_What to produce_: State how many lines of the entries hold the string "BMKG". Reply with the number alone.

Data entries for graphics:
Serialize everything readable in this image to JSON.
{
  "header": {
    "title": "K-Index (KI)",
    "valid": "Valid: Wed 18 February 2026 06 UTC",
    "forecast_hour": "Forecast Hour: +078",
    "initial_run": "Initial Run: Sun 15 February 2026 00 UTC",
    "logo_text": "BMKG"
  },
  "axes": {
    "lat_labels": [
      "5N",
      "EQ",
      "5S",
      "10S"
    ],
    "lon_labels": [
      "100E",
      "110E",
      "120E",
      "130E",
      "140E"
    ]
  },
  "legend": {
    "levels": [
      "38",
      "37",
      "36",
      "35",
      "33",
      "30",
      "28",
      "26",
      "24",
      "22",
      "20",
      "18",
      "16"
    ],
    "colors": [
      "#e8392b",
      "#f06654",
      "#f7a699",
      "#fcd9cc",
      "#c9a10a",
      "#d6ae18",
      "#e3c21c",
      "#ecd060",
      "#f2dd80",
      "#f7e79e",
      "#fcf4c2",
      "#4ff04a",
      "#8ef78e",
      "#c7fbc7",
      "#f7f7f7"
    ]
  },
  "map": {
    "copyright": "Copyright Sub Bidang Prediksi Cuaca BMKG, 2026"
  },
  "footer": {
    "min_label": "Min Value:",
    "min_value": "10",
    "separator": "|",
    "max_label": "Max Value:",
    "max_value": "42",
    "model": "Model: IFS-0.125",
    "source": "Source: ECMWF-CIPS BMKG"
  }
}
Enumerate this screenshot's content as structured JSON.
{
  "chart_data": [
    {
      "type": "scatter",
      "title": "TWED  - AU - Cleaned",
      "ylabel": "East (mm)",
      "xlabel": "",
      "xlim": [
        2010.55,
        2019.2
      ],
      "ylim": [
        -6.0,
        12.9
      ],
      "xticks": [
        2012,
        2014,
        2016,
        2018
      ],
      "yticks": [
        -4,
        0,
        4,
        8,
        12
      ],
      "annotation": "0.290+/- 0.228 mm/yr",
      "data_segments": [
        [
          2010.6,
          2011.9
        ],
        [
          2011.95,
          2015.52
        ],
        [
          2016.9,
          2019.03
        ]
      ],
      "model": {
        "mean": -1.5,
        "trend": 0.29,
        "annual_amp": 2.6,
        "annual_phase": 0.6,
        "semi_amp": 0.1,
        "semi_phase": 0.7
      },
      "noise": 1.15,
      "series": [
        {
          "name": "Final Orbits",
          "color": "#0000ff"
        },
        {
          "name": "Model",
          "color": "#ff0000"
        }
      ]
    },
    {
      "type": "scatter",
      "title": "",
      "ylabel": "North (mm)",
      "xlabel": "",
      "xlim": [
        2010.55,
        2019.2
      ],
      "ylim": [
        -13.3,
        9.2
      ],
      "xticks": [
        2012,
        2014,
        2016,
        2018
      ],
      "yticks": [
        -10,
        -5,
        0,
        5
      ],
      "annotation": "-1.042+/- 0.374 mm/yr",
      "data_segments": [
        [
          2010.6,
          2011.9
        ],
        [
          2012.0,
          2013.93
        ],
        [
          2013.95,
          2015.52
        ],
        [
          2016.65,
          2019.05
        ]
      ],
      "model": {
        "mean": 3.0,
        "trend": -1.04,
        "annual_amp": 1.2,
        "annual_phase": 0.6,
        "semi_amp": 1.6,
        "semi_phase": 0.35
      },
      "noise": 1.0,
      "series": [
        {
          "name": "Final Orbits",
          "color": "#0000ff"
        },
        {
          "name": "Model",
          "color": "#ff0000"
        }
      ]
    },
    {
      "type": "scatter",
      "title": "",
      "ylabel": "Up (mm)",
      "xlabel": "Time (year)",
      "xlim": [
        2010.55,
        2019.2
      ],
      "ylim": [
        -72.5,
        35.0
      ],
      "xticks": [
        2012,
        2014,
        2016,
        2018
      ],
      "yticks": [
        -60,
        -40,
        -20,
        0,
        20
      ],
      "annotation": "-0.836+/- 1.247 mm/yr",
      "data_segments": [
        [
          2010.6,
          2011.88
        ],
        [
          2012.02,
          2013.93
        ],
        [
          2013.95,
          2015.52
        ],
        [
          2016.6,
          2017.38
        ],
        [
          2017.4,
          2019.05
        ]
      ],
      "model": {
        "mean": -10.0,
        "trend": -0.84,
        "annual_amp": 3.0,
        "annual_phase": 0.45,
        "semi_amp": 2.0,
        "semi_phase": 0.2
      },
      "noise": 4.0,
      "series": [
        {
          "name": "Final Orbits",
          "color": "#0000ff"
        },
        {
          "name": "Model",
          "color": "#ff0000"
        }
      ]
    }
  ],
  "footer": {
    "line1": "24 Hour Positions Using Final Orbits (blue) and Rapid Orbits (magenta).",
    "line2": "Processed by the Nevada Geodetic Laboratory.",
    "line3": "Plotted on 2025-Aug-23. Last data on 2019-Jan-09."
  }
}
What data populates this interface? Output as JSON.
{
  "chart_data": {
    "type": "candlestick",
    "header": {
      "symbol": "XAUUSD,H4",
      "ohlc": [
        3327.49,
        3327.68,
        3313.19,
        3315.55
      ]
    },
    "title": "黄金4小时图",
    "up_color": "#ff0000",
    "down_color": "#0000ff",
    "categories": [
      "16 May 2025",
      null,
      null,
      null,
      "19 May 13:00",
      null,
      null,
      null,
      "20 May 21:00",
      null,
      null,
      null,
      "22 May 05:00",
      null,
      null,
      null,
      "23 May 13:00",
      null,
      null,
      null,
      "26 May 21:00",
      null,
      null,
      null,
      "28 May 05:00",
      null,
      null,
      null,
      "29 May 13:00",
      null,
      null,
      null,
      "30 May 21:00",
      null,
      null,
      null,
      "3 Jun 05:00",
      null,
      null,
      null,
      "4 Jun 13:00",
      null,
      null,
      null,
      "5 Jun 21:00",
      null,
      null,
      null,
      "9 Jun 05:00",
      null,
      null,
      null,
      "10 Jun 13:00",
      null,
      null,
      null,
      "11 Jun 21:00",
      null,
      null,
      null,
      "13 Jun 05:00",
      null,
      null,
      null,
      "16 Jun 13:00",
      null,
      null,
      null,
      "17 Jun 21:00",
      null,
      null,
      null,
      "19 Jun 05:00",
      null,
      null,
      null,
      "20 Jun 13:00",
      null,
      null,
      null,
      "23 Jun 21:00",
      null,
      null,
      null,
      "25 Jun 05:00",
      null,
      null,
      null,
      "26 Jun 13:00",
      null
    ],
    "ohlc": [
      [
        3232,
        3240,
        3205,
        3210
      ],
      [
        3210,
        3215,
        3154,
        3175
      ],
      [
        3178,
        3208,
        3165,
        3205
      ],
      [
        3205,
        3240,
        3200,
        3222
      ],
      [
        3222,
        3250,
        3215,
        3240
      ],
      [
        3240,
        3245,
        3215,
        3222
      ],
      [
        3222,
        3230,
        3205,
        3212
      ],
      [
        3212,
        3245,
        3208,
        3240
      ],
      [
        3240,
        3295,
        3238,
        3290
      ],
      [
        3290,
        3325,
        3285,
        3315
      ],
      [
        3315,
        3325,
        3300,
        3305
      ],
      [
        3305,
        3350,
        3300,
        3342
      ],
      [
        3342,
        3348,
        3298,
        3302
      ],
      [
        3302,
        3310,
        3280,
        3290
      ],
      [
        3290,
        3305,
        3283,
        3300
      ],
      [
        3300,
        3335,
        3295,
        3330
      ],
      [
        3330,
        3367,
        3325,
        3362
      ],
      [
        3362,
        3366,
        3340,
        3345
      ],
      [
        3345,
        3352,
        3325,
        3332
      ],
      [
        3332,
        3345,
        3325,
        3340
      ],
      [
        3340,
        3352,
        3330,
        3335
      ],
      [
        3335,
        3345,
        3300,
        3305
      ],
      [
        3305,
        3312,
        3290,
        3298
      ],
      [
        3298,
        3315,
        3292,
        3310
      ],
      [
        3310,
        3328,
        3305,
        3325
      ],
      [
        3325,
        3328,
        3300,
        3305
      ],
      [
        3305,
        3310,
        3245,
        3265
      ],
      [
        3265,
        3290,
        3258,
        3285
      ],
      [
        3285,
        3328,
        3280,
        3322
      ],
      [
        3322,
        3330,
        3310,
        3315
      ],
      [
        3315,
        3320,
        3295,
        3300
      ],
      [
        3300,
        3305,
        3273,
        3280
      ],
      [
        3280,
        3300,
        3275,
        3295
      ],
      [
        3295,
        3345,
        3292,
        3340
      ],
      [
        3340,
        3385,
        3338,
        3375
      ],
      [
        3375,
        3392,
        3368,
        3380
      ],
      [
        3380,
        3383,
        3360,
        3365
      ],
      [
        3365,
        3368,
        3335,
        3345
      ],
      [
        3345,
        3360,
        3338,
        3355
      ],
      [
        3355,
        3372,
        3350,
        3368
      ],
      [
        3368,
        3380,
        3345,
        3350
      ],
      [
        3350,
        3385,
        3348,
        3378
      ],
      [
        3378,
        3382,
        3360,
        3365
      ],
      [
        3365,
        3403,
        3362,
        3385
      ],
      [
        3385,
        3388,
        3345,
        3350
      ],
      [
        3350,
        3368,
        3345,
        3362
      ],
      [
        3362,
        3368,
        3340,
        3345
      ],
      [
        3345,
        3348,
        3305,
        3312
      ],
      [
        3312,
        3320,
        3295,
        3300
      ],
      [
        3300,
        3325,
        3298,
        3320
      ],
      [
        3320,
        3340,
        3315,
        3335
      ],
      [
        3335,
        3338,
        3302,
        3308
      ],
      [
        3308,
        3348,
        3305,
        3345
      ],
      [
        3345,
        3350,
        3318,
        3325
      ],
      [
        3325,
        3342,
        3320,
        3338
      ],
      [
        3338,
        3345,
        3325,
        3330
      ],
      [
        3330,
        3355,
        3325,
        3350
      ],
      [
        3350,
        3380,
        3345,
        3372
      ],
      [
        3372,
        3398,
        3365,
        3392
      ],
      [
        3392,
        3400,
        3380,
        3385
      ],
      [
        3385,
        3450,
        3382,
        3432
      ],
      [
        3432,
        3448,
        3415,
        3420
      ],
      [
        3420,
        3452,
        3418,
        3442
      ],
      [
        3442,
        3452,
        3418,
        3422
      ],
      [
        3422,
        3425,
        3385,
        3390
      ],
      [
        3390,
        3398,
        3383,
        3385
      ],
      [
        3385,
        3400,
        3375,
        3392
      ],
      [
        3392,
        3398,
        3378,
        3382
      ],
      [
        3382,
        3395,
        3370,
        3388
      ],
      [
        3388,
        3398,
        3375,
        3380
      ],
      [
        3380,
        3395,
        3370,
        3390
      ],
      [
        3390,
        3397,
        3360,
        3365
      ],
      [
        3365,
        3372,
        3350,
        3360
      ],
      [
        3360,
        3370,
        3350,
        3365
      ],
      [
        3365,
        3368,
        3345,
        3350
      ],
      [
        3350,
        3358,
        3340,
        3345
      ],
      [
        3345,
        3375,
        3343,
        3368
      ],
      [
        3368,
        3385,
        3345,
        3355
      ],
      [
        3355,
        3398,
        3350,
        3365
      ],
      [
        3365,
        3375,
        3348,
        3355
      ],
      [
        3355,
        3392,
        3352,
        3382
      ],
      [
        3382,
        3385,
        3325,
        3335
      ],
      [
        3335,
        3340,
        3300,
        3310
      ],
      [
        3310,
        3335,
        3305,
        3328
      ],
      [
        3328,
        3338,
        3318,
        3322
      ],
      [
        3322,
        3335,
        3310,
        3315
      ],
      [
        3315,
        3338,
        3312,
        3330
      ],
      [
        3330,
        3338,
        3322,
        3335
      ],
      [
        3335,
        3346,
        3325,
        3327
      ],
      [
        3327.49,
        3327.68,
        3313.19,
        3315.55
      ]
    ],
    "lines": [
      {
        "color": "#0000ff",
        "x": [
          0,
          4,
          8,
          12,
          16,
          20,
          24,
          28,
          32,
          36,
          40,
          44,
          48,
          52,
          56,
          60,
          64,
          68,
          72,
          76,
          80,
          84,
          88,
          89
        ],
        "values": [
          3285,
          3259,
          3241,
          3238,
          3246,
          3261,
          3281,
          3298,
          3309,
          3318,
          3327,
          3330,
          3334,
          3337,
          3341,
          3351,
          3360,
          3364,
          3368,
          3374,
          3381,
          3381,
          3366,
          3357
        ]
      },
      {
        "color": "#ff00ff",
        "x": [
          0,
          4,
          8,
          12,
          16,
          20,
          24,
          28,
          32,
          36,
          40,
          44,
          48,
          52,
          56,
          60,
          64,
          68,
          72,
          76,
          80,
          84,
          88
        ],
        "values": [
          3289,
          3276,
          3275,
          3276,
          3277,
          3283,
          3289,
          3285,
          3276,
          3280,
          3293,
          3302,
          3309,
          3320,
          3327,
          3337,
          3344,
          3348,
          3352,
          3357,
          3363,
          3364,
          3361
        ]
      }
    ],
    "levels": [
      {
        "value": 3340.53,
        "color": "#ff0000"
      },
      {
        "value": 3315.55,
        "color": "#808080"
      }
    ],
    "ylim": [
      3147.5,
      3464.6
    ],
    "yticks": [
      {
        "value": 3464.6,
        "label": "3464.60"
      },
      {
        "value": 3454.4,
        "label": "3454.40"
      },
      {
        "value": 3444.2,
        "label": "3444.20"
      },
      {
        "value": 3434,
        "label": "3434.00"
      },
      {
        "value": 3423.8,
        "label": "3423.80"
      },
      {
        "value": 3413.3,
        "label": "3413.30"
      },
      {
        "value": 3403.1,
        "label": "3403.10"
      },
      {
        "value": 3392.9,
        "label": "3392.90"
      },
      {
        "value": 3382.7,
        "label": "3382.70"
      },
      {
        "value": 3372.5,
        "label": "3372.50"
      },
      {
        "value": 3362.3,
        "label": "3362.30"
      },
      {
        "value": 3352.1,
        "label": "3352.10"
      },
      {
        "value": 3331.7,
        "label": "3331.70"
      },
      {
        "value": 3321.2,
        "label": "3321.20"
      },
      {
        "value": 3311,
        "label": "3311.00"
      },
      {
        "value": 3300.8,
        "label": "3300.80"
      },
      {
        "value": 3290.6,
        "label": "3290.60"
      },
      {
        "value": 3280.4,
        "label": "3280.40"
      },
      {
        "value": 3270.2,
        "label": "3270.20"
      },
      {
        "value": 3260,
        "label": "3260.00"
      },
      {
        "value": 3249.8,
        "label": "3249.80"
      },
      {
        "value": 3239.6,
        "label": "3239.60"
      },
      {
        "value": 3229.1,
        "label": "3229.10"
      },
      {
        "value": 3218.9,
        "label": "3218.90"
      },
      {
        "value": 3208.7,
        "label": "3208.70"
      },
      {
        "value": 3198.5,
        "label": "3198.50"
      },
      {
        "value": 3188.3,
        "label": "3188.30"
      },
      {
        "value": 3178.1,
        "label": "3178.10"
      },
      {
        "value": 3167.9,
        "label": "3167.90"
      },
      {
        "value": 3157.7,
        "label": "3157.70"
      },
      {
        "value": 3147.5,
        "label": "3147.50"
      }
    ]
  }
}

_Response for this exercise_: 3